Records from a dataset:
▼▼▼

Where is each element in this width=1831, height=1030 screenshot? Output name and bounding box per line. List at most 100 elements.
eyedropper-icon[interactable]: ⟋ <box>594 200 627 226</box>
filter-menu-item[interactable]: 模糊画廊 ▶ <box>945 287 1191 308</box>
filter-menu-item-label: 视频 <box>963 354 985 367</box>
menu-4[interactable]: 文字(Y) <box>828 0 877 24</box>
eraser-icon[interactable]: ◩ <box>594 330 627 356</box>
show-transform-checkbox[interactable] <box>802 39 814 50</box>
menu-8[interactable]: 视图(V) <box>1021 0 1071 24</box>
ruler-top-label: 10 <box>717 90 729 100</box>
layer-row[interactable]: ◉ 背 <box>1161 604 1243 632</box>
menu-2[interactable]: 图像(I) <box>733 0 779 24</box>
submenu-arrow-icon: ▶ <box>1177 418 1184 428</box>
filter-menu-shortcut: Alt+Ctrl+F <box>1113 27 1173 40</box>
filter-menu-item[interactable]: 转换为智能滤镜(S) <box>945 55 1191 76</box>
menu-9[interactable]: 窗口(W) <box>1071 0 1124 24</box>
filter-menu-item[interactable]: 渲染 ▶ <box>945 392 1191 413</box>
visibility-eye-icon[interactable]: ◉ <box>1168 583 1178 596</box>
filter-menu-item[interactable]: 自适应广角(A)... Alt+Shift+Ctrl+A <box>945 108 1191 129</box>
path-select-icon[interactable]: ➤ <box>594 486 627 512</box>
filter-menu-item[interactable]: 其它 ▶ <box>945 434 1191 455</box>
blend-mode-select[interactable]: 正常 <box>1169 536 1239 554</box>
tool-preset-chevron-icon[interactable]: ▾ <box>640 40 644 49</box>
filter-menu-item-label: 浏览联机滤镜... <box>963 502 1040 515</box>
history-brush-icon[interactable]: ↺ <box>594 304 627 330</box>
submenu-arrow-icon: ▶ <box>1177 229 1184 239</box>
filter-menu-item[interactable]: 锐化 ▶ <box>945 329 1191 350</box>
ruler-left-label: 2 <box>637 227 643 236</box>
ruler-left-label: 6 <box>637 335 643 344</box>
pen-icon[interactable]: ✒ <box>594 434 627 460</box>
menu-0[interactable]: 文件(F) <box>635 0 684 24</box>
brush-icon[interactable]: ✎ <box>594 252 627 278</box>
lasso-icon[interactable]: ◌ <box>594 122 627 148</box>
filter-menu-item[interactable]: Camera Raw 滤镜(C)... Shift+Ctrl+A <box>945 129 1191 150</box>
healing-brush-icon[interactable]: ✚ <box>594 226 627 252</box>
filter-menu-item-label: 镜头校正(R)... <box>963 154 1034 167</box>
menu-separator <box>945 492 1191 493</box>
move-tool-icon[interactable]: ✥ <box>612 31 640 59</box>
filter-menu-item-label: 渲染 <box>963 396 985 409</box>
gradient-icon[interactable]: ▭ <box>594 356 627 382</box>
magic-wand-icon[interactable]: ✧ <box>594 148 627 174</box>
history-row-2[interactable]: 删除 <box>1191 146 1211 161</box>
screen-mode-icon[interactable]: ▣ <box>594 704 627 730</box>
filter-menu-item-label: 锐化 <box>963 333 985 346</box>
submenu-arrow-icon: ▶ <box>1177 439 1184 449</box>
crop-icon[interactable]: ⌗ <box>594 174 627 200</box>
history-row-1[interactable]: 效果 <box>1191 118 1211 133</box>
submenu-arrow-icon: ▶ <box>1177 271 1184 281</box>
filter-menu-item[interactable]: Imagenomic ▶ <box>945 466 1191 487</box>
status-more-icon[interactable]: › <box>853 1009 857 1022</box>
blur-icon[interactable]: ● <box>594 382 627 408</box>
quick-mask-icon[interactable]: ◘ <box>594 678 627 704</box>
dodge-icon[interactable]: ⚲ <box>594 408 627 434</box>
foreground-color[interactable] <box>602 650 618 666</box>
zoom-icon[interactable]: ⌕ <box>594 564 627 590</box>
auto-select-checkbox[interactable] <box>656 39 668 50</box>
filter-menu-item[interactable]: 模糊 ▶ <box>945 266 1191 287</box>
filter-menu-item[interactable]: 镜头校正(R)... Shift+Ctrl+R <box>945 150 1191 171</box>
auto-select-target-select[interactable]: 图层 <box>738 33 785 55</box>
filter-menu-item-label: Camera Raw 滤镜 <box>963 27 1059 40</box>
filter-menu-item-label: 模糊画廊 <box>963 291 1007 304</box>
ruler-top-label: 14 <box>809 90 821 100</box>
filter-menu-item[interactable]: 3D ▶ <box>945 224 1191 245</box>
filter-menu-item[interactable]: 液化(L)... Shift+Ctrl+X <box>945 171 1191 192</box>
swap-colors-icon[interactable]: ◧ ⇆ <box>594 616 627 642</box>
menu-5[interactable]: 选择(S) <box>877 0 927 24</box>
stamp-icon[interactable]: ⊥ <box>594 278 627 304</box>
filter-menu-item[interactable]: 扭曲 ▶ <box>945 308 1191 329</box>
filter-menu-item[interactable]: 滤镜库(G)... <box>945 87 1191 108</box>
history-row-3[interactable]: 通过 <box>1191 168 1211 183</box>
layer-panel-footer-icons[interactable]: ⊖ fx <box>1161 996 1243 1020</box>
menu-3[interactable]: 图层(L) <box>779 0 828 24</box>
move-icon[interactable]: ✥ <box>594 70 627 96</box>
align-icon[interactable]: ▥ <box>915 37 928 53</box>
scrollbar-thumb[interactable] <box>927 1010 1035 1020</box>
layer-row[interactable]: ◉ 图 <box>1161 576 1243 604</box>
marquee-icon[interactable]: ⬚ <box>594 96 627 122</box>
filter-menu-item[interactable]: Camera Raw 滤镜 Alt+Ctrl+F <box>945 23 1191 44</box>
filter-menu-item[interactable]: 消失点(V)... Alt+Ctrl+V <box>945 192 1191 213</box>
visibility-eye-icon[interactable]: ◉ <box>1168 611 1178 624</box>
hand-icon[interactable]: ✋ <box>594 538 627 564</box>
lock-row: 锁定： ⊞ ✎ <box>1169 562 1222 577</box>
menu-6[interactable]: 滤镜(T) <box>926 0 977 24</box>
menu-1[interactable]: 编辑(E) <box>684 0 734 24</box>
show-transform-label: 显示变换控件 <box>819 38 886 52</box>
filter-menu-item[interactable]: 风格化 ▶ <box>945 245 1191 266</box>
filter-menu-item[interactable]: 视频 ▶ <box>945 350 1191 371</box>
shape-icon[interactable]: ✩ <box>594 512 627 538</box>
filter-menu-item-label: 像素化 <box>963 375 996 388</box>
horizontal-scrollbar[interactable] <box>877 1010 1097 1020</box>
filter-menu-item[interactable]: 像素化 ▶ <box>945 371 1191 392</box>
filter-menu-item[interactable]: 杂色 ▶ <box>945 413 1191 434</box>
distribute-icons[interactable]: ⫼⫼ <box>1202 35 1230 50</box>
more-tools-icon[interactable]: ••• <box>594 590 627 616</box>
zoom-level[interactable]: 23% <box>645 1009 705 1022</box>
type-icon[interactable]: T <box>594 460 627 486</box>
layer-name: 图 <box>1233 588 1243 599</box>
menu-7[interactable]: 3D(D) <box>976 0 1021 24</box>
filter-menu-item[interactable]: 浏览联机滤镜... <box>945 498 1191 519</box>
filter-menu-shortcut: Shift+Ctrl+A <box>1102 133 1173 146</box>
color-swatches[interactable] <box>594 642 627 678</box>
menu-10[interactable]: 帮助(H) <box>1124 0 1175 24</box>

▲▲▲

YOUR TASK:
Transcribe each entry word for word.

TASK RESPONSE:
Where is each element in this width=1831, height=1030 screenshot? Output name and bounding box per line. List at most 100 elements.
eyedropper-icon[interactable]: ⟋ <box>594 200 627 226</box>
filter-menu-item[interactable]: 模糊画廊 ▶ <box>945 287 1191 308</box>
filter-menu-item-label: 视频 <box>963 354 985 367</box>
menu-4[interactable]: 文字(Y) <box>828 0 877 24</box>
eraser-icon[interactable]: ◩ <box>594 330 627 356</box>
show-transform-checkbox[interactable] <box>802 39 814 50</box>
menu-8[interactable]: 视图(V) <box>1021 0 1071 24</box>
ruler-top-label: 10 <box>717 90 729 100</box>
layer-row[interactable]: ◉ 背 <box>1161 604 1243 632</box>
menu-2[interactable]: 图像(I) <box>733 0 779 24</box>
submenu-arrow-icon: ▶ <box>1177 418 1184 428</box>
filter-menu-shortcut: Alt+Ctrl+F <box>1113 27 1173 40</box>
filter-menu-item[interactable]: 转换为智能滤镜(S) <box>945 55 1191 76</box>
menu-9[interactable]: 窗口(W) <box>1071 0 1124 24</box>
filter-menu-item[interactable]: 渲染 ▶ <box>945 392 1191 413</box>
visibility-eye-icon[interactable]: ◉ <box>1168 583 1178 596</box>
filter-menu-item[interactable]: 自适应广角(A)... Alt+Shift+Ctrl+A <box>945 108 1191 129</box>
path-select-icon[interactable]: ➤ <box>594 486 627 512</box>
filter-menu-item[interactable]: 其它 ▶ <box>945 434 1191 455</box>
blend-mode-select[interactable]: 正常 <box>1169 536 1239 554</box>
tool-preset-chevron-icon[interactable]: ▾ <box>640 40 644 49</box>
filter-menu-item-label: 浏览联机滤镜... <box>963 502 1040 515</box>
history-brush-icon[interactable]: ↺ <box>594 304 627 330</box>
submenu-arrow-icon: ▶ <box>1177 229 1184 239</box>
filter-menu-item[interactable]: 锐化 ▶ <box>945 329 1191 350</box>
ruler-left-label: 2 <box>637 227 643 236</box>
ruler-left-label: 6 <box>637 335 643 344</box>
pen-icon[interactable]: ✒ <box>594 434 627 460</box>
menu-0[interactable]: 文件(F) <box>635 0 684 24</box>
brush-icon[interactable]: ✎ <box>594 252 627 278</box>
lasso-icon[interactable]: ◌ <box>594 122 627 148</box>
filter-menu-item[interactable]: Camera Raw 滤镜(C)... Shift+Ctrl+A <box>945 129 1191 150</box>
healing-brush-icon[interactable]: ✚ <box>594 226 627 252</box>
filter-menu-item-label: 镜头校正(R)... <box>963 154 1034 167</box>
menu-separator <box>945 492 1191 493</box>
move-tool-icon[interactable]: ✥ <box>612 31 640 59</box>
filter-menu-item-label: 渲染 <box>963 396 985 409</box>
gradient-icon[interactable]: ▭ <box>594 356 627 382</box>
magic-wand-icon[interactable]: ✧ <box>594 148 627 174</box>
history-row-2[interactable]: 删除 <box>1191 146 1211 161</box>
screen-mode-icon[interactable]: ▣ <box>594 704 627 730</box>
filter-menu-item-label: 锐化 <box>963 333 985 346</box>
submenu-arrow-icon: ▶ <box>1177 439 1184 449</box>
crop-icon[interactable]: ⌗ <box>594 174 627 200</box>
history-row-1[interactable]: 效果 <box>1191 118 1211 133</box>
submenu-arrow-icon: ▶ <box>1177 271 1184 281</box>
filter-menu-item[interactable]: Imagenomic ▶ <box>945 466 1191 487</box>
status-more-icon[interactable]: › <box>853 1009 857 1022</box>
blur-icon[interactable]: ● <box>594 382 627 408</box>
quick-mask-icon[interactable]: ◘ <box>594 678 627 704</box>
dodge-icon[interactable]: ⚲ <box>594 408 627 434</box>
foreground-color[interactable] <box>602 650 618 666</box>
zoom-icon[interactable]: ⌕ <box>594 564 627 590</box>
auto-select-checkbox[interactable] <box>656 39 668 50</box>
filter-menu-item[interactable]: 模糊 ▶ <box>945 266 1191 287</box>
filter-menu-item[interactable]: 镜头校正(R)... Shift+Ctrl+R <box>945 150 1191 171</box>
auto-select-target-select[interactable]: 图层 <box>738 33 785 55</box>
filter-menu-item-label: Camera Raw 滤镜 <box>963 27 1059 40</box>
filter-menu-item-label: 模糊画廊 <box>963 291 1007 304</box>
ruler-top-label: 14 <box>809 90 821 100</box>
filter-menu-item[interactable]: 3D ▶ <box>945 224 1191 245</box>
filter-menu-item[interactable]: 液化(L)... Shift+Ctrl+X <box>945 171 1191 192</box>
swap-colors-icon[interactable]: ◧ ⇆ <box>594 616 627 642</box>
menu-5[interactable]: 选择(S) <box>877 0 927 24</box>
stamp-icon[interactable]: ⊥ <box>594 278 627 304</box>
filter-menu-item[interactable]: 扭曲 ▶ <box>945 308 1191 329</box>
filter-menu-item[interactable]: 滤镜库(G)... <box>945 87 1191 108</box>
history-row-3[interactable]: 通过 <box>1191 168 1211 183</box>
layer-panel-footer-icons[interactable]: ⊖ fx <box>1161 996 1243 1020</box>
menu-3[interactable]: 图层(L) <box>779 0 828 24</box>
move-icon[interactable]: ✥ <box>594 70 627 96</box>
align-icon[interactable]: ▥ <box>915 37 928 53</box>
scrollbar-thumb[interactable] <box>927 1010 1035 1020</box>
layer-row[interactable]: ◉ 图 <box>1161 576 1243 604</box>
marquee-icon[interactable]: ⬚ <box>594 96 627 122</box>
filter-menu-item[interactable]: Camera Raw 滤镜 Alt+Ctrl+F <box>945 23 1191 44</box>
filter-menu-item[interactable]: 消失点(V)... Alt+Ctrl+V <box>945 192 1191 213</box>
visibility-eye-icon[interactable]: ◉ <box>1168 611 1178 624</box>
hand-icon[interactable]: ✋ <box>594 538 627 564</box>
lock-row: 锁定： ⊞ ✎ <box>1169 562 1222 577</box>
menu-6[interactable]: 滤镜(T) <box>926 0 977 24</box>
menu-1[interactable]: 编辑(E) <box>684 0 734 24</box>
show-transform-label: 显示变换控件 <box>819 38 886 52</box>
filter-menu-item[interactable]: 风格化 ▶ <box>945 245 1191 266</box>
filter-menu-item[interactable]: 视频 ▶ <box>945 350 1191 371</box>
shape-icon[interactable]: ✩ <box>594 512 627 538</box>
filter-menu-item-label: 像素化 <box>963 375 996 388</box>
horizontal-scrollbar[interactable] <box>877 1010 1097 1020</box>
filter-menu-item[interactable]: 像素化 ▶ <box>945 371 1191 392</box>
filter-menu-item[interactable]: 杂色 ▶ <box>945 413 1191 434</box>
distribute-icons[interactable]: ⫼⫼ <box>1202 35 1230 50</box>
more-tools-icon[interactable]: ••• <box>594 590 627 616</box>
zoom-level[interactable]: 23% <box>645 1009 705 1022</box>
type-icon[interactable]: T <box>594 460 627 486</box>
layer-name: 图 <box>1233 588 1243 599</box>
menu-7[interactable]: 3D(D) <box>976 0 1021 24</box>
filter-menu-item[interactable]: 浏览联机滤镜... <box>945 498 1191 519</box>
filter-menu-shortcut: Shift+Ctrl+A <box>1102 133 1173 146</box>
color-swatches[interactable] <box>594 642 627 678</box>
menu-10[interactable]: 帮助(H) <box>1124 0 1175 24</box>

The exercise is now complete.